**INSTRUCTION**
Reproduce the listing below exactly, minus its pictures.

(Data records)

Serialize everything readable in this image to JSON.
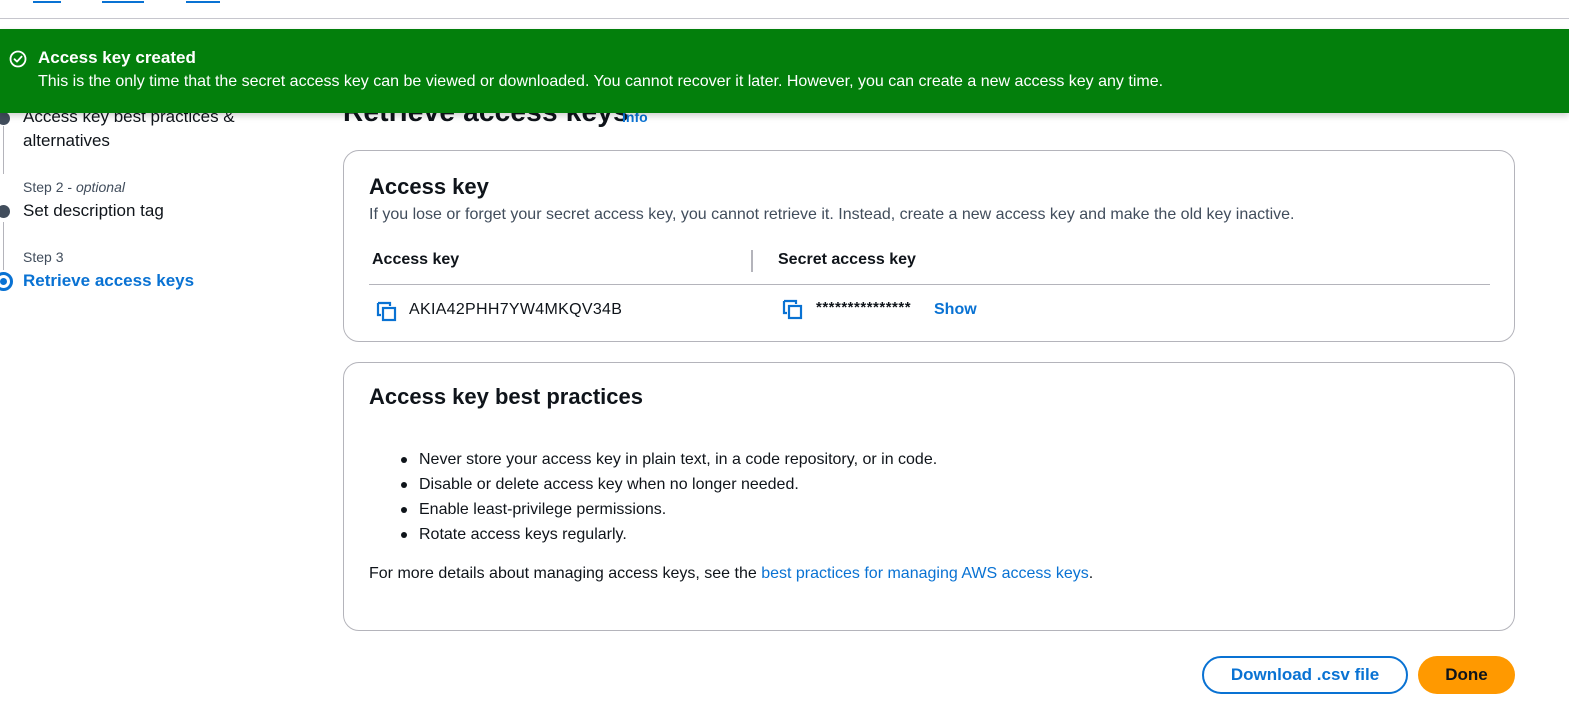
{
  "flash": {
    "title": "Access key created",
    "message": "This is the only time that the secret access key can be viewed or downloaded. You cannot recover it later. However, you can create a new access key any time.",
    "icon": "check-circle-icon",
    "color": "#037f0c"
  },
  "page": {
    "title": "Retrieve access keys",
    "info": "Info"
  },
  "steps": [
    {
      "label": "Access key best practices & alternatives"
    },
    {
      "small": "Step 2",
      "optional": "optional",
      "label": "Set description tag"
    },
    {
      "small": "Step 3",
      "label": "Retrieve access keys"
    }
  ],
  "access_key_card": {
    "title": "Access key",
    "description": "If you lose or forget your secret access key, you cannot retrieve it. Instead, create a new access key and make the old key inactive.",
    "col_access_key": "Access key",
    "col_secret_key": "Secret access key",
    "access_key_value": "AKIA42PHH7YW4MKQV34B",
    "secret_masked": "***************",
    "show_label": "Show"
  },
  "best_practices": {
    "title": "Access key best practices",
    "items": [
      "Never store your access key in plain text, in a code repository, or in code.",
      "Disable or delete access key when no longer needed.",
      "Enable least-privilege permissions.",
      "Rotate access keys regularly."
    ],
    "more_prefix": "For more details about managing access keys, see the ",
    "more_link": "best practices for managing AWS access keys",
    "more_suffix": "."
  },
  "buttons": {
    "download": "Download .csv file",
    "done": "Done"
  },
  "colors": {
    "link": "#0972d3",
    "primary": "#ff9900",
    "success": "#037f0c"
  }
}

**SOLUTION TO THIS PROBLEM**
Serialize everything readable in this image to JSON.
{
  "flash": {
    "title": "Access key created",
    "message": "This is the only time that the secret access key can be viewed or downloaded. You cannot recover it later. However, you can create a new access key any time.",
    "icon": "check-circle-icon",
    "color": "#037f0c"
  },
  "page": {
    "title": "Retrieve access keys",
    "info": "Info"
  },
  "steps": [
    {
      "label": "Access key best practices & alternatives"
    },
    {
      "small": "Step 2",
      "optional": "optional",
      "label": "Set description tag"
    },
    {
      "small": "Step 3",
      "label": "Retrieve access keys"
    }
  ],
  "access_key_card": {
    "title": "Access key",
    "description": "If you lose or forget your secret access key, you cannot retrieve it. Instead, create a new access key and make the old key inactive.",
    "col_access_key": "Access key",
    "col_secret_key": "Secret access key",
    "access_key_value": "AKIA42PHH7YW4MKQV34B",
    "secret_masked": "***************",
    "show_label": "Show"
  },
  "best_practices": {
    "title": "Access key best practices",
    "items": [
      "Never store your access key in plain text, in a code repository, or in code.",
      "Disable or delete access key when no longer needed.",
      "Enable least-privilege permissions.",
      "Rotate access keys regularly."
    ],
    "more_prefix": "For more details about managing access keys, see the ",
    "more_link": "best practices for managing AWS access keys",
    "more_suffix": "."
  },
  "buttons": {
    "download": "Download .csv file",
    "done": "Done"
  },
  "colors": {
    "link": "#0972d3",
    "primary": "#ff9900",
    "success": "#037f0c"
  }
}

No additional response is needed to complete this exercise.